== DIRECTIVE ==
Give an exact copy of every line, leaving images out.

== INPUT ROWS ==
[Start]

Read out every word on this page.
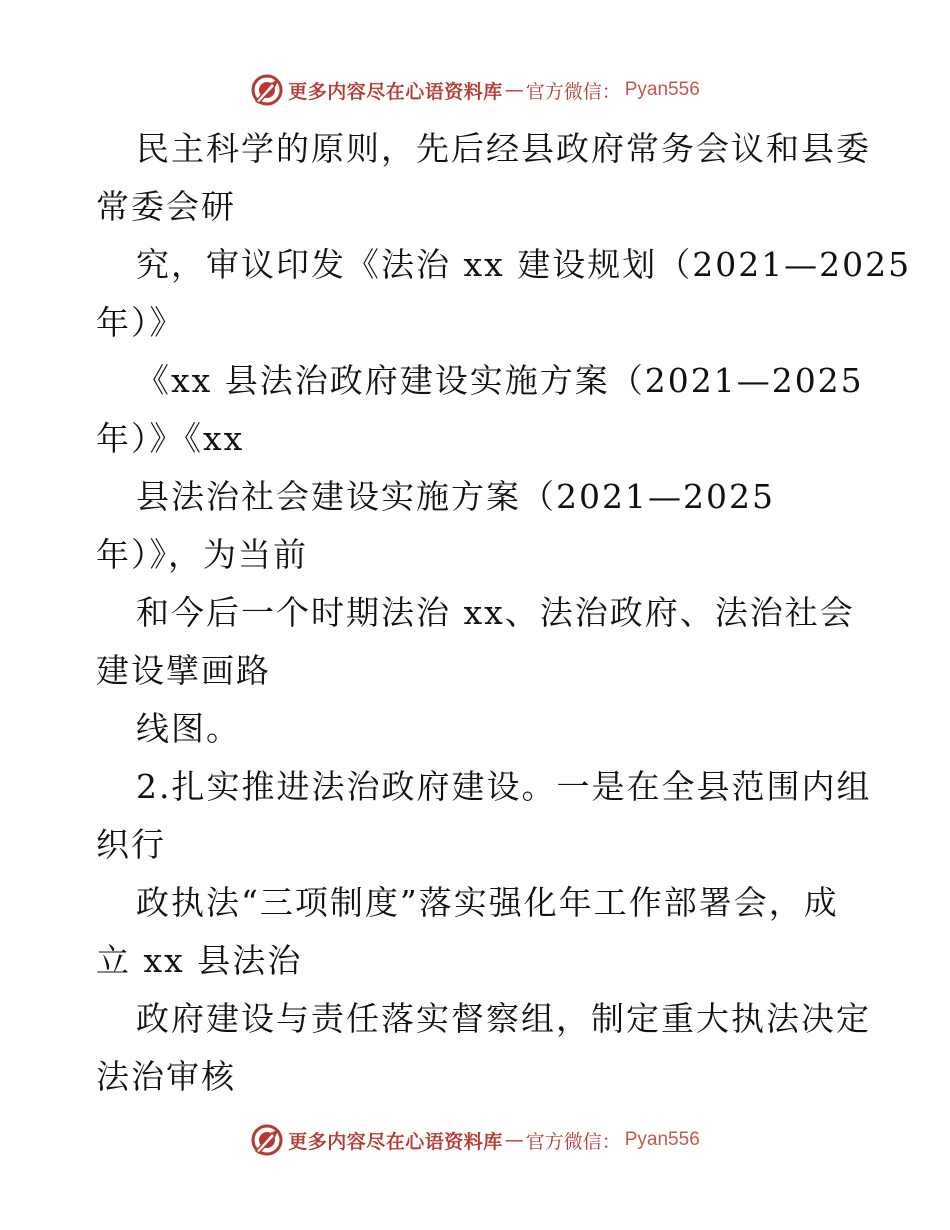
更多内容尽在心语资料库 — 官方微信： Pyan556
民主科学的原则，先后经县政府常务会议和县委
常委会研
究，审议印发《法治 xx 建设规划（2021—2025
年）》
《xx 县法治政府建设实施方案（2021—2025
年）》《xx
县法治社会建设实施方案（2021—2025
年）》，为当前
和今后一个时期法治 xx、法治政府、法治社会
建设擘画路
线图。
2.扎实推进法治政府建设。一是在全县范围内组
织行
政执法“三项制度”落实强化年工作部署会，成
立 xx 县法治
政府建设与责任落实督察组，制定重大执法决定
法治审核
更多内容尽在心语资料库 — 官方微信： Pyan556
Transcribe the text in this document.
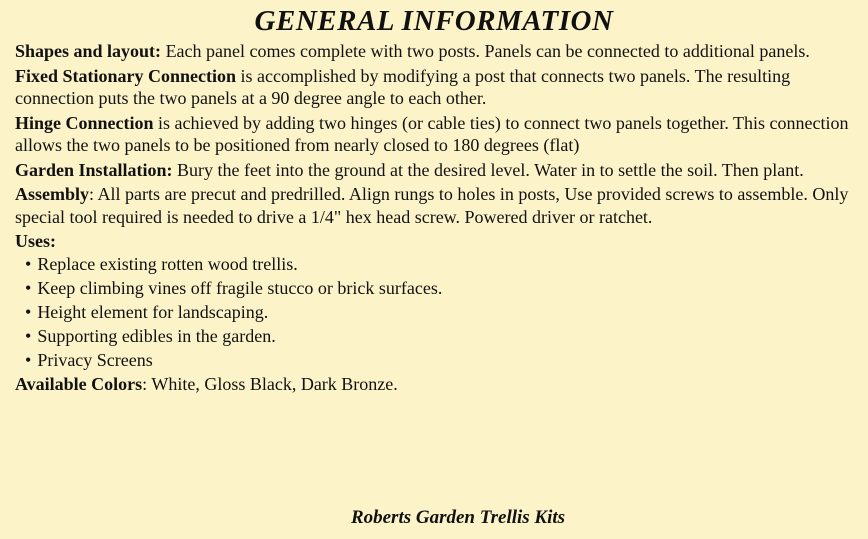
GENERAL INFORMATION

Shapes and layout: Each panel comes complete with two posts. Panels can be connected to additional panels.

Fixed Stationary Connection is accomplished by modifying a post that connects two panels. The resulting connection puts the two panels at a 90 degree angle to each other.

Hinge Connection is achieved by adding two hinges (or cable ties) to connect two panels together. This connection allows the two panels to be positioned from nearly closed to 180 degrees (flat)

Garden Installation: Bury the feet into the ground at the desired level. Water in to settle the soil. Then plant.

Assembly: All parts are precut and predrilled. Align rungs to holes in posts, Use provided screws to assemble. Only special tool required is needed to drive a 1/4" hex head screw. Powered driver or ratchet.

Uses:

• Replace existing rotten wood trellis.
• Keep climbing vines off fragile stucco or brick surfaces.
• Height element for landscaping.
• Supporting edibles in the garden.
• Privacy Screens

Available Colors: White, Gloss Black, Dark Bronze.

Roberts Garden Trellis Kits
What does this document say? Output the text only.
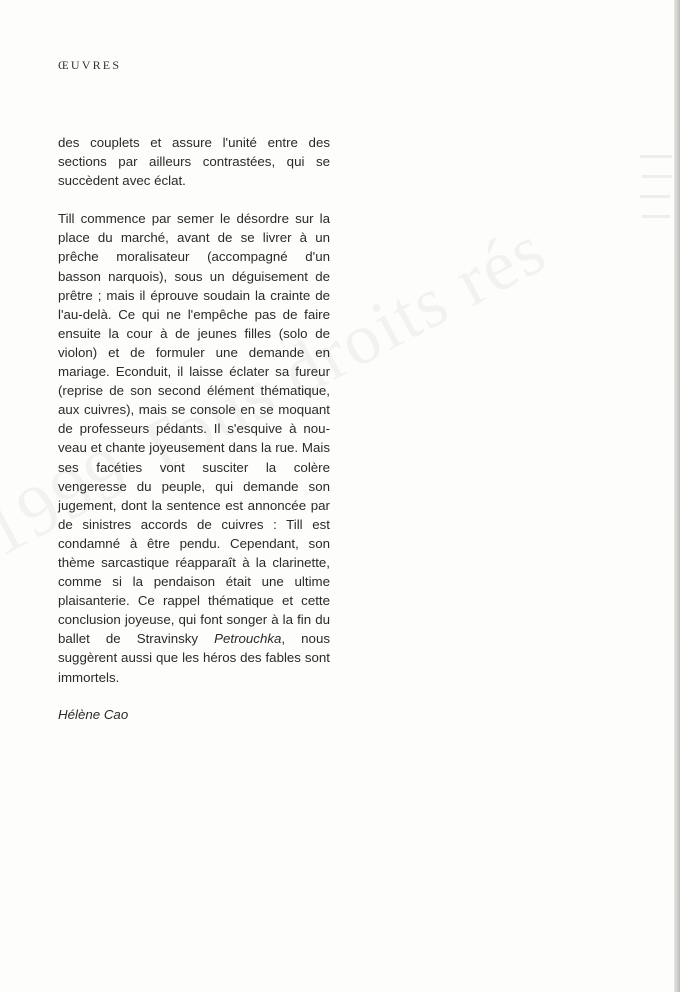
ŒUVRES

des couplets et assure l'unité entre des sections par ailleurs contrastées, qui se succèdent avec éclat.

Till commence par semer le désordre sur la place du marché, avant de se livrer à un prêche moralisateur (accompagné d'un basson narquois), sous un déguisement de prêtre ; mais il éprouve soudain la crainte de l'au-delà. Ce qui ne l'empêche pas de faire ensuite la cour à de jeunes filles (solo de violon) et de formuler une demande en mariage. Econduit, il laisse éclater sa fureur (reprise de son second élément thématique, aux cuivres), mais se console en se moquant de professeurs pédants. Il s'esquive à nouveau et chante joyeusement dans la rue. Mais ses facéties vont susciter la colère vengeresse du peuple, qui demande son jugement, dont la sentence est annoncée par de sinistres accords de cuivres : Till est condamné à être pendu. Cependant, son thème sarcastique réapparaît à la clarinette, comme si la pendaison était une ultime plaisanterie. Ce rappel thématique et cette conclusion joyeuse, qui font songer à la fin du ballet de Stravinsky Petrouchka, nous suggèrent aussi que les héros des fables sont immortels.

Hélène Cao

[End]

== WRITTEN RESPONSE ==
Read out every word on this page.
更多内容尽在心语资料库 — 官方微信： Pyan556
民主科学的原则，先后经县政府常务会议和县委
常委会研
究，审议印发《法治 xx 建设规划（2021—2025
年）》
《xx 县法治政府建设实施方案（2021—2025
年）》《xx
县法治社会建设实施方案（2021—2025
年）》，为当前
和今后一个时期法治 xx、法治政府、法治社会
建设擘画路
线图。
2.扎实推进法治政府建设。一是在全县范围内组
织行
政执法“三项制度”落实强化年工作部署会，成
立 xx 县法治
政府建设与责任落实督察组，制定重大执法决定
法治审核
更多内容尽在心语资料库 — 官方微信： Pyan556
Transcribe the text in this document.
GENERAL INFORMATION

Shapes and layout: Each panel comes complete with two posts. Panels can be connected to additional panels.

Fixed Stationary Connection is accomplished by modifying a post that connects two panels. The resulting connection puts the two panels at a 90 degree angle to each other.

Hinge Connection is achieved by adding two hinges (or cable ties) to connect two panels together. This connection allows the two panels to be positioned from nearly closed to 180 degrees (flat)

Garden Installation: Bury the feet into the ground at the desired level. Water in to settle the soil. Then plant.

Assembly: All parts are precut and predrilled. Align rungs to holes in posts, Use provided screws to assemble. Only special tool required is needed to drive a 1/4" hex head screw. Powered driver or ratchet.

Uses:

• Replace existing rotten wood trellis.
• Keep climbing vines off fragile stucco or brick surfaces.
• Height element for landscaping.
• Supporting edibles in the garden.
• Privacy Screens

Available Colors: White, Gloss Black, Dark Bronze.

Roberts Garden Trellis Kits
What does this document say? Output the text only.
ŒUVRES

des couplets et assure l'unité entre des sections par ailleurs contrastées, qui se succèdent avec éclat.

Till commence par semer le désordre sur la place du marché, avant de se livrer à un prêche moralisateur (accompagné d'un basson narquois), sous un déguisement de prêtre ; mais il éprouve soudain la crainte de l'au-delà. Ce qui ne l'empêche pas de faire ensuite la cour à de jeunes filles (solo de violon) et de formuler une demande en mariage. Econduit, il laisse éclater sa fureur (reprise de son second élément thématique, aux cuivres), mais se console en se moquant de professeurs pédants. Il s'esquive à nouveau et chante joyeusement dans la rue. Mais ses facéties vont susciter la colère vengeresse du peuple, qui demande son jugement, dont la sentence est annoncée par de sinistres accords de cuivres : Till est condamné à être pendu. Cependant, son thème sarcastique réapparaît à la clarinette, comme si la pendaison était une ultime plaisanterie. Ce rappel thématique et cette conclusion joyeuse, qui font songer à la fin du ballet de Stravinsky Petrouchka, nous suggèrent aussi que les héros des fables sont immortels.

Hélène Cao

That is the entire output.